Task details:
Turn the lines of each item below into a numbered list, leaving out any blank lines.

[Element region listings]
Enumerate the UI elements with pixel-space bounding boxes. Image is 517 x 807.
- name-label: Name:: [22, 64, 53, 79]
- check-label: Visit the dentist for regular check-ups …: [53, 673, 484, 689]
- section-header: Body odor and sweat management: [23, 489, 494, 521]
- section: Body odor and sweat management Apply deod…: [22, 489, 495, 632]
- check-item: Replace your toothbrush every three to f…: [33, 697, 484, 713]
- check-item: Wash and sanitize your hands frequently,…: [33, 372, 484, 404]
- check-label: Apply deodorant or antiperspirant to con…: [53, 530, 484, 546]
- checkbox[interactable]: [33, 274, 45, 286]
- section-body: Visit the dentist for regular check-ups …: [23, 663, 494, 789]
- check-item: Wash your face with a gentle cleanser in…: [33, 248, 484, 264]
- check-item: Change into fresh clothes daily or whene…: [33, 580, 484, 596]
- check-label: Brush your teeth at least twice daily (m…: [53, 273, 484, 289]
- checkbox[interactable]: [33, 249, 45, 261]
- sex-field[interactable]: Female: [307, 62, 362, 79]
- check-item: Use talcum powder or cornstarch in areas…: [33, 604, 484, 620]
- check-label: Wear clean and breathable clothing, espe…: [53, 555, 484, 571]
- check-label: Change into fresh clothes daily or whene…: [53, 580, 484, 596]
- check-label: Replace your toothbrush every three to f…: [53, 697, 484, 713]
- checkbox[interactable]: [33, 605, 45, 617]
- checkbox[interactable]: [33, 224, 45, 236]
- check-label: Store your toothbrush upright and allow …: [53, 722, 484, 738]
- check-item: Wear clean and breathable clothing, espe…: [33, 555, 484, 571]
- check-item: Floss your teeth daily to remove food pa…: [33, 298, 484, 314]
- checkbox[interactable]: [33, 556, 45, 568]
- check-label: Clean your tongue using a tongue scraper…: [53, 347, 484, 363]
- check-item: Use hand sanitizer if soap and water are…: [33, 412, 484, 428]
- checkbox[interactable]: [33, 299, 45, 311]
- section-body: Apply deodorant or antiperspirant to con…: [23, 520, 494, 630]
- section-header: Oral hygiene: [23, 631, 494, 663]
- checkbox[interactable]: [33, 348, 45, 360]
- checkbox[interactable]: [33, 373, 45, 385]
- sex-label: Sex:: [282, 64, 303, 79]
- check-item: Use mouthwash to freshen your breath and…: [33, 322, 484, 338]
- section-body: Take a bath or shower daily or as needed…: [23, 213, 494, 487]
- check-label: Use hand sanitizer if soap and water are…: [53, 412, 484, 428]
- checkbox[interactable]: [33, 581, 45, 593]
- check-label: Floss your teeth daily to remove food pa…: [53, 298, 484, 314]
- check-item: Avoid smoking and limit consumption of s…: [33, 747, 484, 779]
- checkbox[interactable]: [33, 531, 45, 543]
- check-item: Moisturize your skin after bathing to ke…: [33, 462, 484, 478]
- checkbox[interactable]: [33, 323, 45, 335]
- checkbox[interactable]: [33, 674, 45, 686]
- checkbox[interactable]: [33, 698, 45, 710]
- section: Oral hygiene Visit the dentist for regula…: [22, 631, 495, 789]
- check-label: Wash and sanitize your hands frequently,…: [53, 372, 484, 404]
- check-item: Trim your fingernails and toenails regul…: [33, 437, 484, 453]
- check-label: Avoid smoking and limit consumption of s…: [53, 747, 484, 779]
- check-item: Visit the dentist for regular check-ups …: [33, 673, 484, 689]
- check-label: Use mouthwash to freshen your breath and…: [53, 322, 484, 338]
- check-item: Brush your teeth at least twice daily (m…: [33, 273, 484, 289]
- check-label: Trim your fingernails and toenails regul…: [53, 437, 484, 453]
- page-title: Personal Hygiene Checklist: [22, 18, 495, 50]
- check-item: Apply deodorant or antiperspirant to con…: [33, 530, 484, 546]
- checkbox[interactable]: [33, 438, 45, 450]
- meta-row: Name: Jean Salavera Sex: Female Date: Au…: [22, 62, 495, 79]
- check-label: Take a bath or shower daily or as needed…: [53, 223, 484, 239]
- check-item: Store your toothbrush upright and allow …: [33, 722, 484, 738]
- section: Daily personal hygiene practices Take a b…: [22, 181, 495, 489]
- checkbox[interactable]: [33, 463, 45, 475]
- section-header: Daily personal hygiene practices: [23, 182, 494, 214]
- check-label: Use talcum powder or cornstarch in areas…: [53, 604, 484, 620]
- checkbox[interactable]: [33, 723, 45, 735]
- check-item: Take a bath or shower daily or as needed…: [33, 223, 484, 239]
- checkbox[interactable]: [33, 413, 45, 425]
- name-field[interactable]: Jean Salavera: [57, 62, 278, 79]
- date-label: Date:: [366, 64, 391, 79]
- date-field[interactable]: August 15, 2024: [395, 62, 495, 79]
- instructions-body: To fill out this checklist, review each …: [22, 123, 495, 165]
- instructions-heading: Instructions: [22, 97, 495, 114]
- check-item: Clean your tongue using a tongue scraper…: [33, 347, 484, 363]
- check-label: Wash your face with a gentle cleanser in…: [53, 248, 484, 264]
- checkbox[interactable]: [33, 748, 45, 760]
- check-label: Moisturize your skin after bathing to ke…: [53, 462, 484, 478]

The solution:
1. Enumerate the UI elements with pixel-space bounding boxes. Image is 517 x 807.
2. - name-label: Name:: [22, 64, 53, 79]
3. - check-label: Visit the dentist for regular check-ups …: [53, 673, 484, 689]
4. - section-header: Body odor and sweat management: [23, 489, 494, 521]
5. - section: Body odor and sweat management Apply deod…: [22, 489, 495, 632]
6. - check-item: Replace your toothbrush every three to f…: [33, 697, 484, 713]
7. - check-item: Wash and sanitize your hands frequently,…: [33, 372, 484, 404]
8. - check-label: Apply deodorant or antiperspirant to con…: [53, 530, 484, 546]
9. - checkbox[interactable]: [33, 274, 45, 286]
10. - section-body: Visit the dentist for regular check-ups …: [23, 663, 494, 789]
11. - check-item: Wash your face with a gentle cleanser in…: [33, 248, 484, 264]
12. - check-item: Change into fresh clothes daily or whene…: [33, 580, 484, 596]
13. - check-label: Brush your teeth at least twice daily (m…: [53, 273, 484, 289]
14. - checkbox[interactable]: [33, 249, 45, 261]
15. - sex-field[interactable]: Female: [307, 62, 362, 79]
16. - check-item: Use talcum powder or cornstarch in areas…: [33, 604, 484, 620]
17. - check-label: Wear clean and breathable clothing, espe…: [53, 555, 484, 571]
18. - check-label: Change into fresh clothes daily or whene…: [53, 580, 484, 596]
19. - check-label: Replace your toothbrush every three to f…: [53, 697, 484, 713]
20. - checkbox[interactable]: [33, 605, 45, 617]
21. - checkbox[interactable]: [33, 224, 45, 236]
22. - check-label: Store your toothbrush upright and allow …: [53, 722, 484, 738]
23. - check-item: Wear clean and breathable clothing, espe…: [33, 555, 484, 571]
24. - check-item: Floss your teeth daily to remove food pa…: [33, 298, 484, 314]
25. - checkbox[interactable]: [33, 556, 45, 568]
26. - check-label: Clean your tongue using a tongue scraper…: [53, 347, 484, 363]
27. - check-item: Use hand sanitizer if soap and water are…: [33, 412, 484, 428]
28. - checkbox[interactable]: [33, 299, 45, 311]
29. - section-body: Apply deodorant or antiperspirant to con…: [23, 520, 494, 630]
30. - section-header: Oral hygiene: [23, 631, 494, 663]
31. - checkbox[interactable]: [33, 348, 45, 360]
32. - checkbox[interactable]: [33, 373, 45, 385]
33. - sex-label: Sex:: [282, 64, 303, 79]
34. - check-item: Use mouthwash to freshen your breath and…: [33, 322, 484, 338]
35. - section-body: Take a bath or shower daily or as needed…: [23, 213, 494, 487]
36. - check-label: Use hand sanitizer if soap and water are…: [53, 412, 484, 428]
37. - checkbox[interactable]: [33, 581, 45, 593]
38. - check-label: Floss your teeth daily to remove food pa…: [53, 298, 484, 314]
39. - check-item: Avoid smoking and limit consumption of s…: [33, 747, 484, 779]
40. - checkbox[interactable]: [33, 531, 45, 543]
41. - check-item: Moisturize your skin after bathing to ke…: [33, 462, 484, 478]
42. - checkbox[interactable]: [33, 323, 45, 335]
43. - checkbox[interactable]: [33, 674, 45, 686]
44. - checkbox[interactable]: [33, 698, 45, 710]
45. - section: Oral hygiene Visit the dentist for regula…: [22, 631, 495, 789]
46. - check-label: Wash and sanitize your hands frequently,…: [53, 372, 484, 404]
47. - check-item: Trim your fingernails and toenails regul…: [33, 437, 484, 453]
48. - check-label: Avoid smoking and limit consumption of s…: [53, 747, 484, 779]
49. - check-item: Visit the dentist for regular check-ups …: [33, 673, 484, 689]
50. - check-label: Use mouthwash to freshen your breath and…: [53, 322, 484, 338]
51. - check-item: Brush your teeth at least twice daily (m…: [33, 273, 484, 289]
52. - check-label: Trim your fingernails and toenails regul…: [53, 437, 484, 453]
53. - page-title: Personal Hygiene Checklist: [22, 18, 495, 50]
54. - check-item: Apply deodorant or antiperspirant to con…: [33, 530, 484, 546]
55. - checkbox[interactable]: [33, 438, 45, 450]
56. - meta-row: Name: Jean Salavera Sex: Female Date: Au…: [22, 62, 495, 79]
57. - check-label: Take a bath or shower daily or as needed…: [53, 223, 484, 239]
58. - check-item: Store your toothbrush upright and allow …: [33, 722, 484, 738]
59. - section: Daily personal hygiene practices Take a b…: [22, 181, 495, 489]
60. - checkbox[interactable]: [33, 463, 45, 475]
61. - section-header: Daily personal hygiene practices: [23, 182, 494, 214]
62. - check-label: Use talcum powder or cornstarch in areas…: [53, 604, 484, 620]
63. - checkbox[interactable]: [33, 723, 45, 735]
64. - check-item: Take a bath or shower daily or as needed…: [33, 223, 484, 239]
65. - checkbox[interactable]: [33, 413, 45, 425]
66. - name-field[interactable]: Jean Salavera: [57, 62, 278, 79]
67. - date-label: Date:: [366, 64, 391, 79]
68. - date-field[interactable]: August 15, 2024: [395, 62, 495, 79]
69. - instructions-body: To fill out this checklist, review each …: [22, 123, 495, 165]
70. - instructions-heading: Instructions: [22, 97, 495, 114]
71. - check-item: Clean your tongue using a tongue scraper…: [33, 347, 484, 363]
72. - check-label: Wash your face with a gentle cleanser in…: [53, 248, 484, 264]
73. - checkbox[interactable]: [33, 748, 45, 760]
74. - check-label: Moisturize your skin after bathing to ke…: [53, 462, 484, 478]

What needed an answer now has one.